Exercise goal
Your task is to copy every line of the entries that contains "развитие".

Records for this exercise
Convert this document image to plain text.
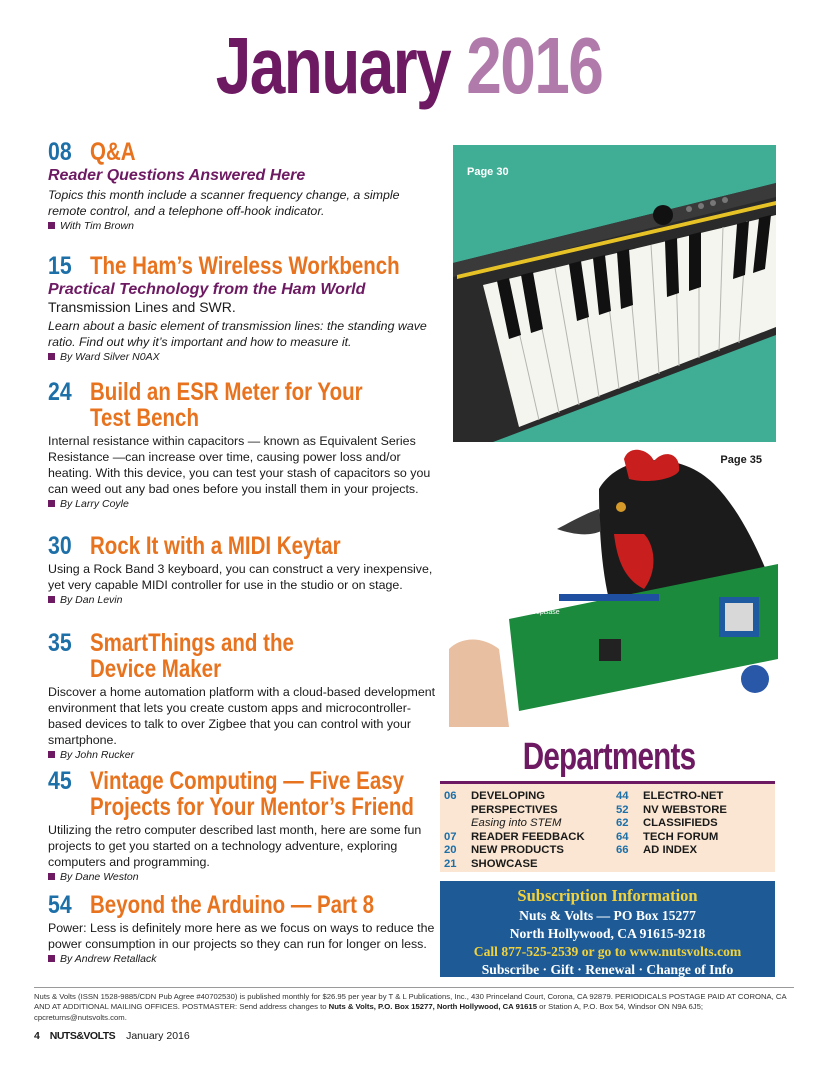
January 2016
08 Q&A
Reader Questions Answered Here
Topics this month include a scanner frequency change, a simple remote control, and a telephone off-hook indicator.
With Tim Brown
15 The Ham’s Wireless Workbench
Practical Technology from the Ham World
Transmission Lines and SWR.
Learn about a basic element of transmission lines: the standing wave ratio. Find out why it’s important and how to measure it.
By Ward Silver N0AX
24 Build an ESR Meter for Your
Test Bench
Internal resistance within capacitors — known as Equivalent Series Resistance —can increase over time, causing power loss and/or heating. With this device, you can test your stash of capacitors so you can weed out any bad ones before you install them in your projects.
By Larry Coyle
30 Rock It with a MIDI Keytar
Using a Rock Band 3 keyboard, you can construct a very inexpensive, yet very capable MIDI controller for use in the studio or on stage.
By Dan Levin
35 SmartThings and the
Device Maker
Discover a home automation platform with a cloud-based development environment that lets you create custom apps and microcontroller-based devices to talk to over Zigbee that you can control with your smartphone.
By John Rucker
45 Vintage Computing — Five Easy
Projects for Your Mentor’s Friend
Utilizing the retro computer described last month, here are some fun projects to get you started on a technology adventure, exploring computers and programming.
By Dane Weston
54 Beyond the Arduino — Part 8
Power: Less is definitely more here as we focus on ways to reduce the power consumption in our projects so they can run for longer on less.
By Andrew Retallack
Page 30
Page 35
DeepBase
Departments
06	DEVELOPING
PERSPECTIVES
Easing into STEM
07	READER FEEDBACK
20	NEW PRODUCTS
21	SHOWCASE
44	ELECTRO-NET
52	NV WEBSTORE
62	CLASSIFIEDS
64	TECH FORUM
66	AD INDEX
Subscription Information
Nuts & Volts — PO Box 15277
North Hollywood, CA 91615-9218
Call 877-525-2539 or go to www.nutsvolts.com
Subscribe · Gift · Renewal · Change of Info
Nuts & Volts (ISSN 1528-9885/CDN Pub Agree #40702530) is published monthly for $26.95 per year by T & L Publications, Inc., 430 Princeland Court, Corona, CA 92879. PERIODICALS POSTAGE PAID AT CORONA, CA AND AT ADDITIONAL MAILING OFFICES. POSTMASTER: Send address changes to Nuts & Volts, P.O. Box 15277, North Hollywood, CA 91615 or Station A, P.O. Box 54, Windsor ON N9A 6J5; cpcreturns@nutsvolts.com.
4 NUTS&VOLTS January 2016
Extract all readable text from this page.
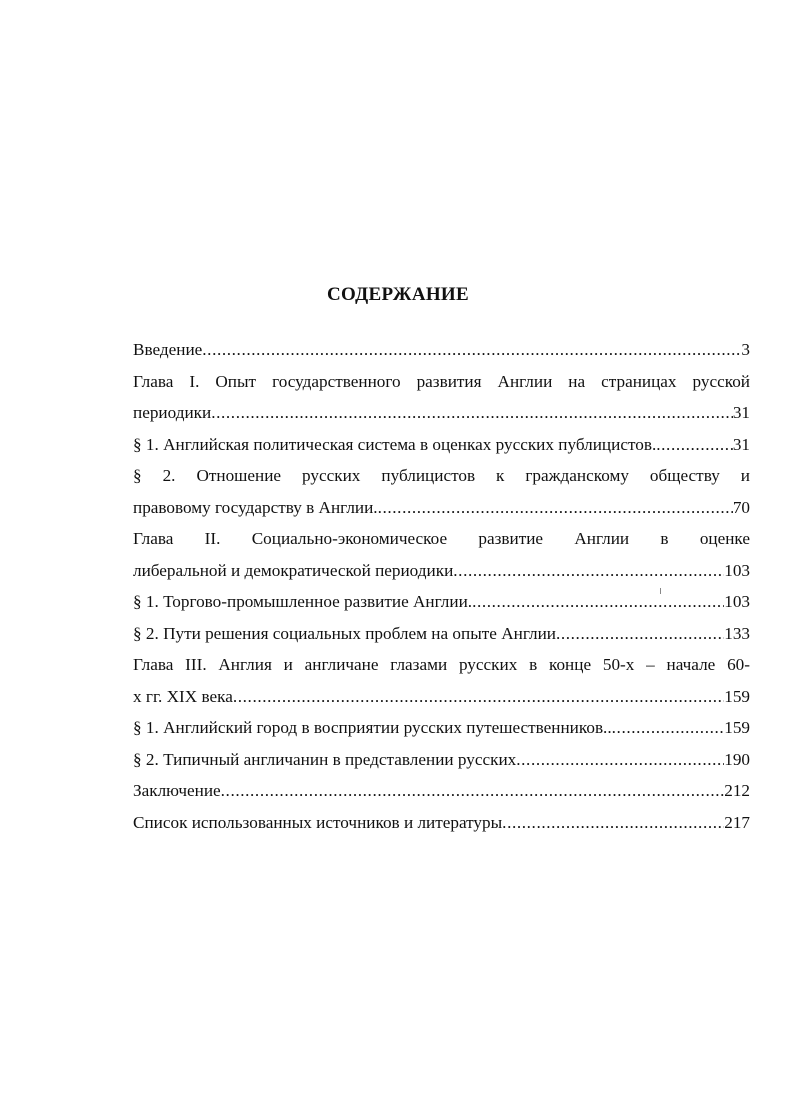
СОДЕРЖАНИЕ
Введение .....	3
Глава I. Опыт государственного развития Англии на страницах русской
периодики .....	31
§ 1. Английская политическая система в оценках русских публицистов. .....	31
§ 2. Отношение русских публицистов к гражданскому обществу и
правовому государству в Англии. .....	70
Глава II. Социально-экономическое развитие Англии в оценке
либеральной и демократической периодики .....	103
§ 1. Торгово-промышленное развитие Англии. .....	103
§ 2. Пути решения социальных проблем на опыте Англии .....	133
Глава III. Англия и англичане глазами русских в конце 50-х – начале 60-
х гг. XIX века .....	159
§ 1. Английский город в восприятии русских путешественников.. .....	159
§ 2. Типичный англичанин в представлении русских .....	190
Заключение .....	212
Список использованных источников и литературы .....	217
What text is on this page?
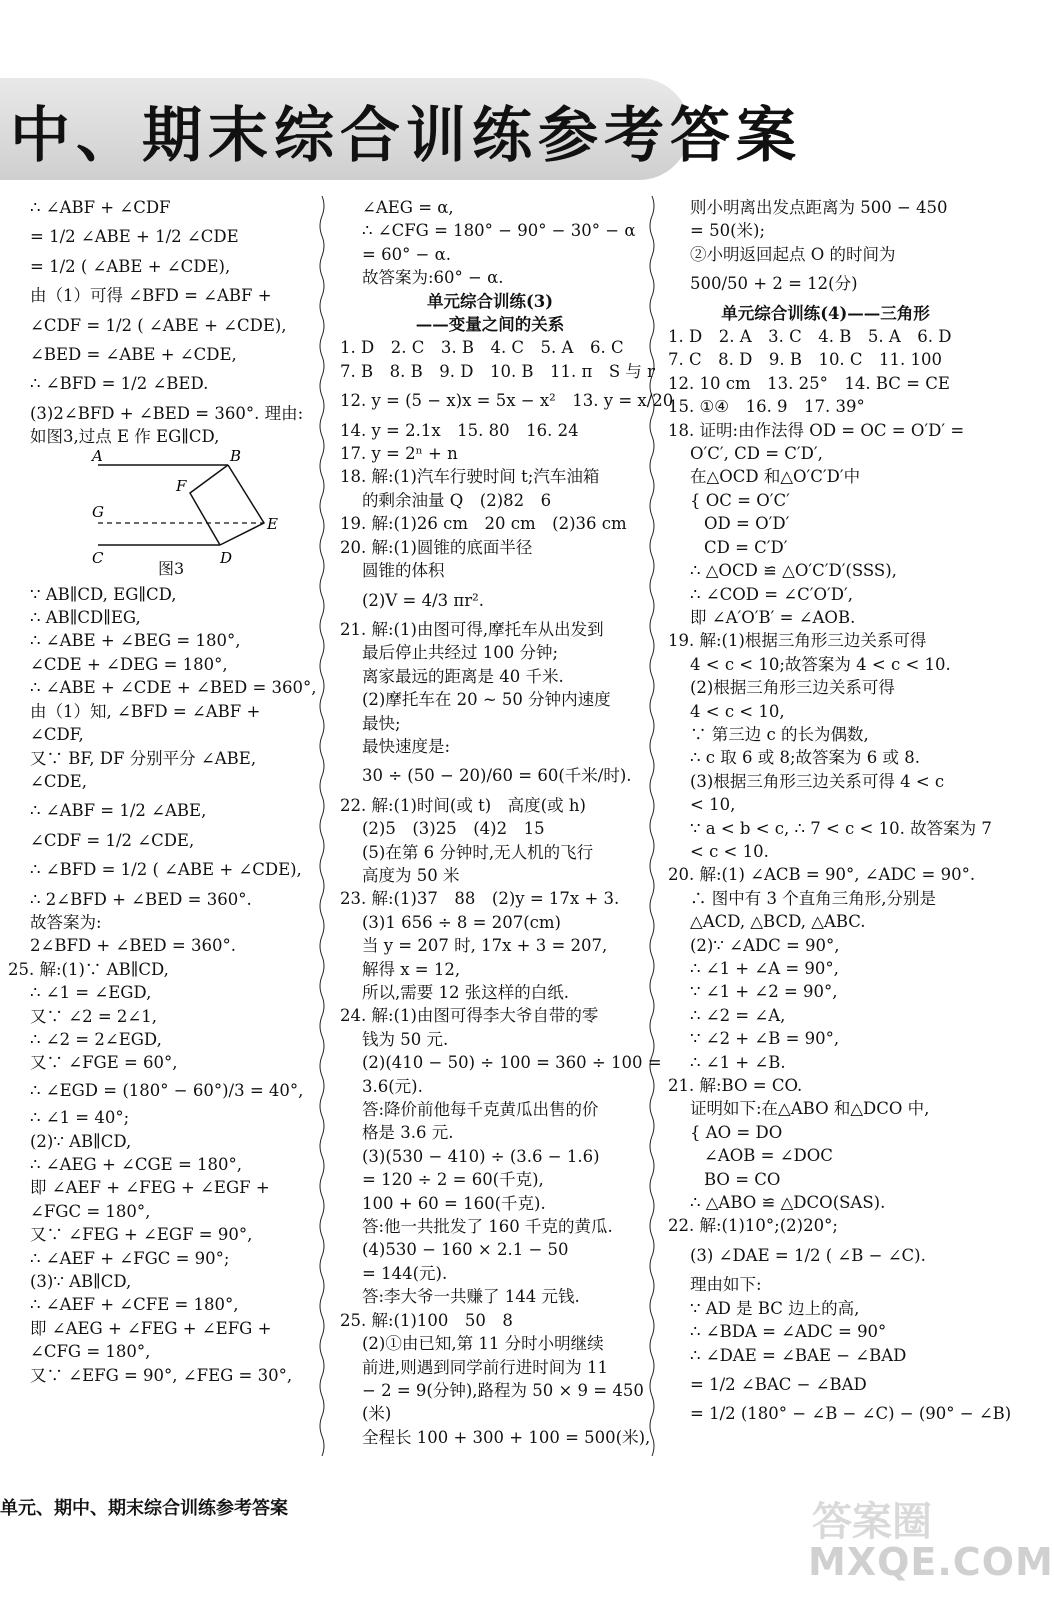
中、期末综合训练参考答案
∴ ∠ABF + ∠CDF
= 1/2 ∠ABE + 1/2 ∠CDE
= 1/2 ( ∠ABE + ∠CDE),
由（1）可得 ∠BFD = ∠ABF +
∠CDF = 1/2 ( ∠ABE + ∠CDE),
∠BED = ∠ABE + ∠CDE,
∴ ∠BFD = 1/2 ∠BED.
(3)2∠BFD + ∠BED = 360°. 理由:
如图3,过点 E 作 EG∥CD,
A	B
F
G
E
C	D
图3
∵ AB∥CD, EG∥CD,
∴ AB∥CD∥EG,
∴ ∠ABE + ∠BEG = 180°,
∠CDE + ∠DEG = 180°,
∴ ∠ABE + ∠CDE + ∠BED = 360°,
由（1）知, ∠BFD = ∠ABF +
∠CDF,
又∵ BF, DF 分别平分 ∠ABE,
∠CDE,
∴ ∠ABF = 1/2 ∠ABE,
∠CDF = 1/2 ∠CDE,
∴ ∠BFD = 1/2 ( ∠ABE + ∠CDE),
∴ 2∠BFD + ∠BED = 360°.
故答案为:
2∠BFD + ∠BED = 360°.
25. 解:(1)∵ AB∥CD,
∴ ∠1 = ∠EGD,
又∵ ∠2 = 2∠1,
∴ ∠2 = 2∠EGD,
又∵ ∠FGE = 60°,
∴ ∠EGD = (180° − 60°)/3 = 40°,
∴ ∠1 = 40°;
(2)∵ AB∥CD,
∴ ∠AEG + ∠CGE = 180°,
即 ∠AEF + ∠FEG + ∠EGF +
∠FGC = 180°,
又∵ ∠FEG + ∠EGF = 90°,
∴ ∠AEF + ∠FGC = 90°;
(3)∵ AB∥CD,
∴ ∠AEF + ∠CFE = 180°,
即 ∠AEG + ∠FEG + ∠EFG +
∠CFG = 180°,
又∵ ∠EFG = 90°, ∠FEG = 30°,
∠AEG = α,
∴ ∠CFG = 180° − 90° − 30° − α
= 60° − α.
故答案为:60° − α.
单元综合训练(3)
——变量之间的关系
1. D　2. C　3. B　4. C　5. A　6. C
7. B　8. B　9. D　10. B　11. π　S 与 r
12. y = (5 − x)x = 5x − x²　13. y = x/20
14. y = 2.1x　15. 80　16. 24
17. y = 2ⁿ + n
18. 解:(1)汽车行驶时间 t;汽车油箱
的剩余油量 Q　(2)82　6
19. 解:(1)26 cm　20 cm　(2)36 cm
20. 解:(1)圆锥的底面半径
圆锥的体积
(2)V = 4/3 πr².
21. 解:(1)由图可得,摩托车从出发到
最后停止共经过 100 分钟;
离家最远的距离是 40 千米.
(2)摩托车在 20 ~ 50 分钟内速度
最快;
最快速度是:
30 ÷ (50 − 20)/60 = 60(千米/时).
22. 解:(1)时间(或 t)　高度(或 h)
(2)5　(3)25　(4)2　15
(5)在第 6 分钟时,无人机的飞行
高度为 50 米
23. 解:(1)37　88　(2)y = 17x + 3.
(3)1 656 ÷ 8 = 207(cm)
当 y = 207 时, 17x + 3 = 207,
解得 x = 12,
所以,需要 12 张这样的白纸.
24. 解:(1)由图可得李大爷自带的零
钱为 50 元.
(2)(410 − 50) ÷ 100 = 360 ÷ 100 =
3.6(元).
答:降价前他每千克黄瓜出售的价
格是 3.6 元.
(3)(530 − 410) ÷ (3.6 − 1.6)
= 120 ÷ 2 = 60(千克),
100 + 60 = 160(千克).
答:他一共批发了 160 千克的黄瓜.
(4)530 − 160 × 2.1 − 50
= 144(元).
答:李大爷一共赚了 144 元钱.
25. 解:(1)100　50　8
(2)①由已知,第 11 分时小明继续
前进,则遇到同学前行进时间为 11
− 2 = 9(分钟),路程为 50 × 9 = 450
(米)
全程长 100 + 300 + 100 = 500(米),
则小明离出发点距离为 500 − 450
= 50(米);
②小明返回起点 O 的时间为
500/50 + 2 = 12(分)
单元综合训练(4)——三角形
1. D　2. A　3. C　4. B　5. A　6. D
7. C　8. D　9. B　10. C　11. 100
12. 10 cm　13. 25°　14. BC = CE
15. ①④　16. 9　17. 39°
18. 证明:由作法得 OD = OC = O′D′ =
O′C′, CD = C′D′,
在△OCD 和△O′C′D′中
{ OC = O′C′
OD = O′D′
CD = C′D′
∴ △OCD ≌ △O′C′D′(SSS),
∴ ∠COD = ∠C′O′D′,
即 ∠A′O′B′ = ∠AOB.
19. 解:(1)根据三角形三边关系可得
4 < c < 10;故答案为 4 < c < 10.
(2)根据三角形三边关系可得
4 < c < 10,
∵ 第三边 c 的长为偶数,
∴ c 取 6 或 8;故答案为 6 或 8.
(3)根据三角形三边关系可得 4 < c
< 10,
∵ a < b < c, ∴ 7 < c < 10. 故答案为 7
< c < 10.
20. 解:(1) ∠ACB = 90°, ∠ADC = 90°.
∴ 图中有 3 个直角三角形,分别是
△ACD, △BCD, △ABC.
(2)∵ ∠ADC = 90°,
∴ ∠1 + ∠A = 90°,
∵ ∠1 + ∠2 = 90°,
∴ ∠2 = ∠A,
∵ ∠2 + ∠B = 90°,
∴ ∠1 + ∠B.
21. 解:BO = CO.
证明如下:在△ABO 和△DCO 中,
{ AO = DO
∠AOB = ∠DOC
BO = CO
∴ △ABO ≌ △DCO(SAS).
22. 解:(1)10°;(2)20°;
(3) ∠DAE = 1/2 ( ∠B − ∠C).
理由如下:
∵ AD 是 BC 边上的高,
∴ ∠BDA = ∠ADC = 90°
∴ ∠DAE = ∠BAE − ∠BAD
= 1/2 ∠BAC − ∠BAD
= 1/2 (180° − ∠B − ∠C) − (90° − ∠B)
单元、期中、期末综合训练参考答案	答案圈
MXQE.COM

Full output
Глава II. Социально-экономическое развитие Англии в оценке
§ 1. Торгово-промышленное развитие Англии. .....	103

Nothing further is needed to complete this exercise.